● **Stored data entries**:
-.-.-
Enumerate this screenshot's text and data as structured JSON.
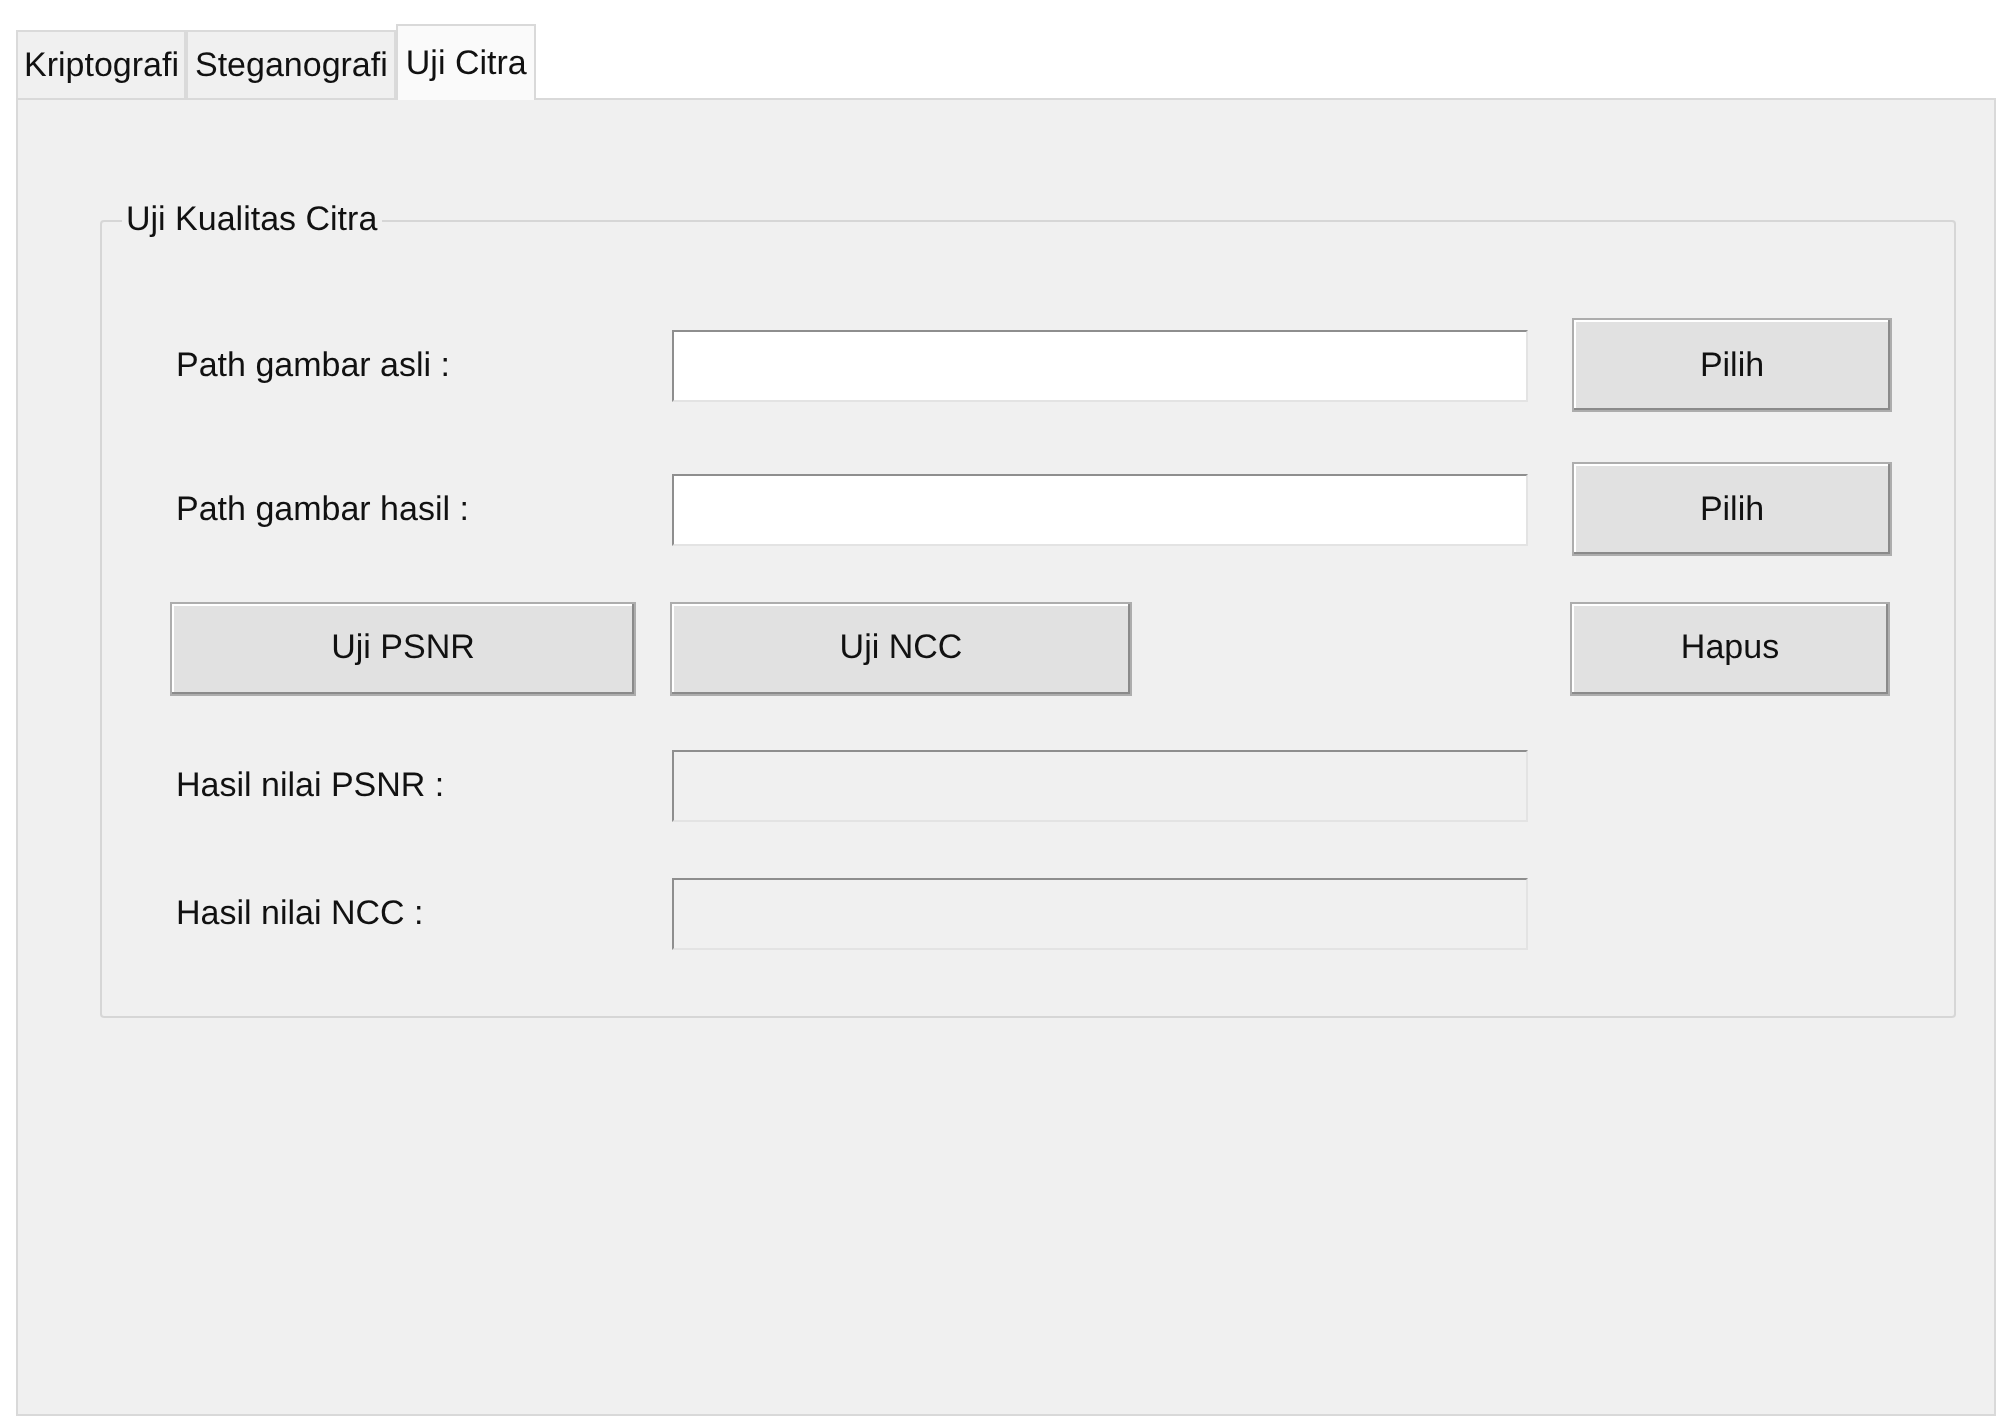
{
  "tabs": [
    {
      "label": "Kriptografi",
      "selected": false
    },
    {
      "label": "Steganografi",
      "selected": false
    },
    {
      "label": "Uji Citra",
      "selected": true
    }
  ],
  "group": {
    "title": "Uji Kualitas Citra",
    "path_fields": [
      {
        "label": "Path gambar asli :",
        "button": "Pilih"
      },
      {
        "label": "Path gambar hasil :",
        "button": "Pilih"
      }
    ],
    "test_buttons": [
      "Uji PSNR",
      "Uji NCC"
    ],
    "clear_button": "Hapus",
    "result_fields": [
      {
        "label": "Hasil nilai PSNR :",
        "disabled": true
      },
      {
        "label": "Hasil nilai NCC :",
        "disabled": true
      }
    ]
  }
}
-.-.-
● **EXERCISE GOAL**: Each entry must be retyped word for word, with every image omitted.

● **SOLUTION FOR THIS EXERCISE**:
Enumerate this screenshot's text and data as structured JSON.
{
  "tabs": [
    {
      "label": "Kriptografi",
      "selected": false
    },
    {
      "label": "Steganografi",
      "selected": false
    },
    {
      "label": "Uji Citra",
      "selected": true
    }
  ],
  "group": {
    "title": "Uji Kualitas Citra",
    "path_fields": [
      {
        "label": "Path gambar asli :",
        "button": "Pilih"
      },
      {
        "label": "Path gambar hasil :",
        "button": "Pilih"
      }
    ],
    "test_buttons": [
      "Uji PSNR",
      "Uji NCC"
    ],
    "clear_button": "Hapus",
    "result_fields": [
      {
        "label": "Hasil nilai PSNR :",
        "disabled": true
      },
      {
        "label": "Hasil nilai NCC :",
        "disabled": true
      }
    ]
  }
}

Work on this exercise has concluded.